━━ Information provided ━━

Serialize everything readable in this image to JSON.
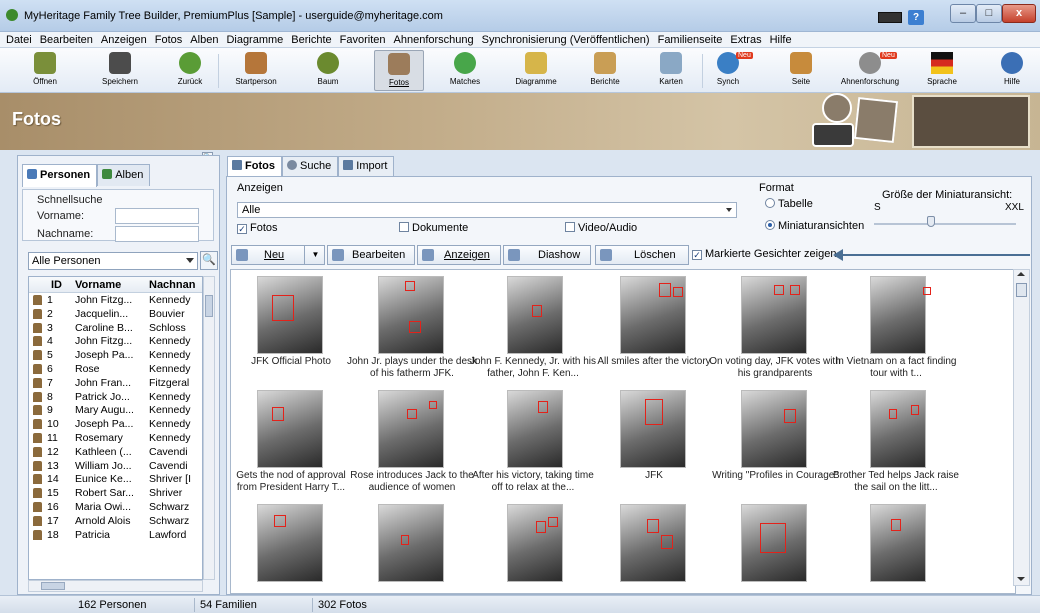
{
  "window": {
    "title": "MyHeritage Family Tree Builder, PremiumPlus [Sample] - userguide@myheritage.com",
    "help_glyph": "?",
    "minimize_glyph": "–",
    "maximize_glyph": "□",
    "close_glyph": "x"
  },
  "menu": [
    "Datei",
    "Bearbeiten",
    "Anzeigen",
    "Fotos",
    "Alben",
    "Diagramme",
    "Berichte",
    "Favoriten",
    "Ahnenforschung",
    "Synchronisierung (Veröffentlichen)",
    "Familienseite",
    "Extras",
    "Hilfe"
  ],
  "toolbar": {
    "items": [
      {
        "label": "Öffnen",
        "icon": "folder-icon",
        "color": "#7a8f3a"
      },
      {
        "label": "Speichern",
        "icon": "save-icon",
        "color": "#4c4c4c"
      },
      {
        "label": "Zurück",
        "icon": "back-arrow-icon",
        "color": "#5a9c36"
      },
      {
        "label": "Startperson",
        "icon": "home-icon",
        "color": "#b5763a"
      },
      {
        "label": "Baum",
        "icon": "tree-icon",
        "color": "#6b8a2f"
      },
      {
        "label": "Fotos",
        "icon": "photos-icon",
        "color": "#9c7c5b"
      },
      {
        "label": "Matches",
        "icon": "matches-icon",
        "color": "#48a64a"
      },
      {
        "label": "Diagramme",
        "icon": "chart-icon",
        "color": "#d6b54a"
      },
      {
        "label": "Berichte",
        "icon": "report-icon",
        "color": "#c99e55"
      },
      {
        "label": "Karten",
        "icon": "map-icon",
        "color": "#8aa8c5"
      },
      {
        "label": "Synch",
        "icon": "sync-icon",
        "color": "#3a7fc5",
        "badge": "Neu"
      },
      {
        "label": "Seite",
        "icon": "family-site-icon",
        "color": "#c78b3c"
      },
      {
        "label": "Ahnenforschung",
        "icon": "research-icon",
        "color": "#8d8d8d",
        "badge": "Neu"
      },
      {
        "label": "Sprache",
        "icon": "language-flag-icon",
        "color": "#d62a1f"
      },
      {
        "label": "Hilfe",
        "icon": "help-icon",
        "color": "#3b6fb5"
      }
    ]
  },
  "banner": {
    "heading": "Fotos"
  },
  "left": {
    "tabs": [
      "Personen",
      "Alben"
    ],
    "quicksearch": {
      "legend": "Schnellsuche",
      "firstname_label": "Vorname:",
      "lastname_label": "Nachname:",
      "firstname_value": "",
      "lastname_value": ""
    },
    "filter": "Alle Personen",
    "search_glyph": "🔍",
    "collapse_glyph": "«",
    "columns": [
      "ID",
      "Vorname",
      "Nachnan"
    ],
    "people": [
      {
        "id": "1",
        "first": "John Fitzg...",
        "last": "Kennedy"
      },
      {
        "id": "2",
        "first": "Jacquelin...",
        "last": "Bouvier"
      },
      {
        "id": "3",
        "first": "Caroline B...",
        "last": "Schloss"
      },
      {
        "id": "4",
        "first": "John Fitzg...",
        "last": "Kennedy"
      },
      {
        "id": "5",
        "first": "Joseph Pa...",
        "last": "Kennedy"
      },
      {
        "id": "6",
        "first": "Rose",
        "last": "Kennedy"
      },
      {
        "id": "7",
        "first": "John Fran...",
        "last": "Fitzgeral"
      },
      {
        "id": "8",
        "first": "Patrick Jo...",
        "last": "Kennedy"
      },
      {
        "id": "9",
        "first": "Mary Augu...",
        "last": "Kennedy"
      },
      {
        "id": "10",
        "first": "Joseph Pa...",
        "last": "Kennedy"
      },
      {
        "id": "11",
        "first": "Rosemary",
        "last": "Kennedy"
      },
      {
        "id": "12",
        "first": "Kathleen (...",
        "last": "Cavendi"
      },
      {
        "id": "13",
        "first": "William Jo...",
        "last": "Cavendi"
      },
      {
        "id": "14",
        "first": "Eunice Ke...",
        "last": "Shriver [I"
      },
      {
        "id": "15",
        "first": "Robert Sar...",
        "last": "Shriver"
      },
      {
        "id": "16",
        "first": "Maria Owi...",
        "last": "Schwarz"
      },
      {
        "id": "17",
        "first": "Arnold Alois",
        "last": "Schwarz"
      },
      {
        "id": "18",
        "first": "Patricia",
        "last": "Lawford"
      }
    ]
  },
  "main": {
    "tabs": [
      "Fotos",
      "Suche",
      "Import"
    ],
    "show": {
      "legend": "Anzeigen",
      "value": "Alle",
      "checkboxes": [
        {
          "label": "Fotos",
          "checked": true
        },
        {
          "label": "Dokumente",
          "checked": false
        },
        {
          "label": "Video/Audio",
          "checked": false
        }
      ]
    },
    "format": {
      "legend": "Format",
      "options": [
        {
          "label": "Tabelle",
          "selected": false
        },
        {
          "label": "Miniaturansichten",
          "selected": true
        }
      ],
      "size_label": "Größe der Miniaturansicht:",
      "size_min": "S",
      "size_max": "XXL",
      "size_level": 0.4
    },
    "actions": {
      "new": "Neu",
      "edit": "Bearbeiten",
      "view": "Anzeigen",
      "slideshow": "Diashow",
      "delete": "Löschen"
    },
    "show_faces": {
      "label": "Markierte Gesichter zeigen",
      "checked": true
    },
    "photos": [
      {
        "caption": "JFK Official Photo"
      },
      {
        "caption": "John Jr. plays under the desk of his fatherm JFK."
      },
      {
        "caption": "John F. Kennedy, Jr. with his father, John F. Ken..."
      },
      {
        "caption": "All smiles after the victory"
      },
      {
        "caption": "On voting day, JFK votes with his grandparents"
      },
      {
        "caption": "In Vietnam on a fact finding tour with t..."
      },
      {
        "caption": "Gets the nod of approval from President Harry T..."
      },
      {
        "caption": "Rose introduces Jack to the audience of women"
      },
      {
        "caption": "After his victory, taking time off to relax at the..."
      },
      {
        "caption": "JFK"
      },
      {
        "caption": "Writing \"Profiles in Courage\""
      },
      {
        "caption": "Brother Ted helps Jack raise the sail on the litt..."
      },
      {
        "caption": ""
      },
      {
        "caption": ""
      },
      {
        "caption": ""
      },
      {
        "caption": ""
      },
      {
        "caption": ""
      },
      {
        "caption": ""
      }
    ]
  },
  "status": {
    "people": "162 Personen",
    "families": "54 Familien",
    "photos": "302 Fotos"
  },
  "colors": {
    "face_box": "#e3221a",
    "accent": "#2c5fa8"
  }
}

━━━

Stated problem = Repeat the entries exactly. Pictures are excluded from the copy.

Written reply =
Serialize everything readable in this image to JSON.
{
  "window": {
    "title": "MyHeritage Family Tree Builder, PremiumPlus [Sample] - userguide@myheritage.com",
    "help_glyph": "?",
    "minimize_glyph": "–",
    "maximize_glyph": "□",
    "close_glyph": "x"
  },
  "menu": [
    "Datei",
    "Bearbeiten",
    "Anzeigen",
    "Fotos",
    "Alben",
    "Diagramme",
    "Berichte",
    "Favoriten",
    "Ahnenforschung",
    "Synchronisierung (Veröffentlichen)",
    "Familienseite",
    "Extras",
    "Hilfe"
  ],
  "toolbar": {
    "items": [
      {
        "label": "Öffnen",
        "icon": "folder-icon",
        "color": "#7a8f3a"
      },
      {
        "label": "Speichern",
        "icon": "save-icon",
        "color": "#4c4c4c"
      },
      {
        "label": "Zurück",
        "icon": "back-arrow-icon",
        "color": "#5a9c36"
      },
      {
        "label": "Startperson",
        "icon": "home-icon",
        "color": "#b5763a"
      },
      {
        "label": "Baum",
        "icon": "tree-icon",
        "color": "#6b8a2f"
      },
      {
        "label": "Fotos",
        "icon": "photos-icon",
        "color": "#9c7c5b"
      },
      {
        "label": "Matches",
        "icon": "matches-icon",
        "color": "#48a64a"
      },
      {
        "label": "Diagramme",
        "icon": "chart-icon",
        "color": "#d6b54a"
      },
      {
        "label": "Berichte",
        "icon": "report-icon",
        "color": "#c99e55"
      },
      {
        "label": "Karten",
        "icon": "map-icon",
        "color": "#8aa8c5"
      },
      {
        "label": "Synch",
        "icon": "sync-icon",
        "color": "#3a7fc5",
        "badge": "Neu"
      },
      {
        "label": "Seite",
        "icon": "family-site-icon",
        "color": "#c78b3c"
      },
      {
        "label": "Ahnenforschung",
        "icon": "research-icon",
        "color": "#8d8d8d",
        "badge": "Neu"
      },
      {
        "label": "Sprache",
        "icon": "language-flag-icon",
        "color": "#d62a1f"
      },
      {
        "label": "Hilfe",
        "icon": "help-icon",
        "color": "#3b6fb5"
      }
    ]
  },
  "banner": {
    "heading": "Fotos"
  },
  "left": {
    "tabs": [
      "Personen",
      "Alben"
    ],
    "quicksearch": {
      "legend": "Schnellsuche",
      "firstname_label": "Vorname:",
      "lastname_label": "Nachname:",
      "firstname_value": "",
      "lastname_value": ""
    },
    "filter": "Alle Personen",
    "search_glyph": "🔍",
    "collapse_glyph": "«",
    "columns": [
      "ID",
      "Vorname",
      "Nachnan"
    ],
    "people": [
      {
        "id": "1",
        "first": "John Fitzg...",
        "last": "Kennedy"
      },
      {
        "id": "2",
        "first": "Jacquelin...",
        "last": "Bouvier"
      },
      {
        "id": "3",
        "first": "Caroline B...",
        "last": "Schloss"
      },
      {
        "id": "4",
        "first": "John Fitzg...",
        "last": "Kennedy"
      },
      {
        "id": "5",
        "first": "Joseph Pa...",
        "last": "Kennedy"
      },
      {
        "id": "6",
        "first": "Rose",
        "last": "Kennedy"
      },
      {
        "id": "7",
        "first": "John Fran...",
        "last": "Fitzgeral"
      },
      {
        "id": "8",
        "first": "Patrick Jo...",
        "last": "Kennedy"
      },
      {
        "id": "9",
        "first": "Mary Augu...",
        "last": "Kennedy"
      },
      {
        "id": "10",
        "first": "Joseph Pa...",
        "last": "Kennedy"
      },
      {
        "id": "11",
        "first": "Rosemary",
        "last": "Kennedy"
      },
      {
        "id": "12",
        "first": "Kathleen (...",
        "last": "Cavendi"
      },
      {
        "id": "13",
        "first": "William Jo...",
        "last": "Cavendi"
      },
      {
        "id": "14",
        "first": "Eunice Ke...",
        "last": "Shriver [I"
      },
      {
        "id": "15",
        "first": "Robert Sar...",
        "last": "Shriver"
      },
      {
        "id": "16",
        "first": "Maria Owi...",
        "last": "Schwarz"
      },
      {
        "id": "17",
        "first": "Arnold Alois",
        "last": "Schwarz"
      },
      {
        "id": "18",
        "first": "Patricia",
        "last": "Lawford"
      }
    ]
  },
  "main": {
    "tabs": [
      "Fotos",
      "Suche",
      "Import"
    ],
    "show": {
      "legend": "Anzeigen",
      "value": "Alle",
      "checkboxes": [
        {
          "label": "Fotos",
          "checked": true
        },
        {
          "label": "Dokumente",
          "checked": false
        },
        {
          "label": "Video/Audio",
          "checked": false
        }
      ]
    },
    "format": {
      "legend": "Format",
      "options": [
        {
          "label": "Tabelle",
          "selected": false
        },
        {
          "label": "Miniaturansichten",
          "selected": true
        }
      ],
      "size_label": "Größe der Miniaturansicht:",
      "size_min": "S",
      "size_max": "XXL",
      "size_level": 0.4
    },
    "actions": {
      "new": "Neu",
      "edit": "Bearbeiten",
      "view": "Anzeigen",
      "slideshow": "Diashow",
      "delete": "Löschen"
    },
    "show_faces": {
      "label": "Markierte Gesichter zeigen",
      "checked": true
    },
    "photos": [
      {
        "caption": "JFK Official Photo"
      },
      {
        "caption": "John Jr. plays under the desk of his fatherm JFK."
      },
      {
        "caption": "John F. Kennedy, Jr. with his father, John F. Ken..."
      },
      {
        "caption": "All smiles after the victory"
      },
      {
        "caption": "On voting day, JFK votes with his grandparents"
      },
      {
        "caption": "In Vietnam on a fact finding tour with t..."
      },
      {
        "caption": "Gets the nod of approval from President Harry T..."
      },
      {
        "caption": "Rose introduces Jack to the audience of women"
      },
      {
        "caption": "After his victory, taking time off to relax at the..."
      },
      {
        "caption": "JFK"
      },
      {
        "caption": "Writing \"Profiles in Courage\""
      },
      {
        "caption": "Brother Ted helps Jack raise the sail on the litt..."
      },
      {
        "caption": ""
      },
      {
        "caption": ""
      },
      {
        "caption": ""
      },
      {
        "caption": ""
      },
      {
        "caption": ""
      },
      {
        "caption": ""
      }
    ]
  },
  "status": {
    "people": "162 Personen",
    "families": "54 Familien",
    "photos": "302 Fotos"
  },
  "colors": {
    "face_box": "#e3221a",
    "accent": "#2c5fa8"
  }
}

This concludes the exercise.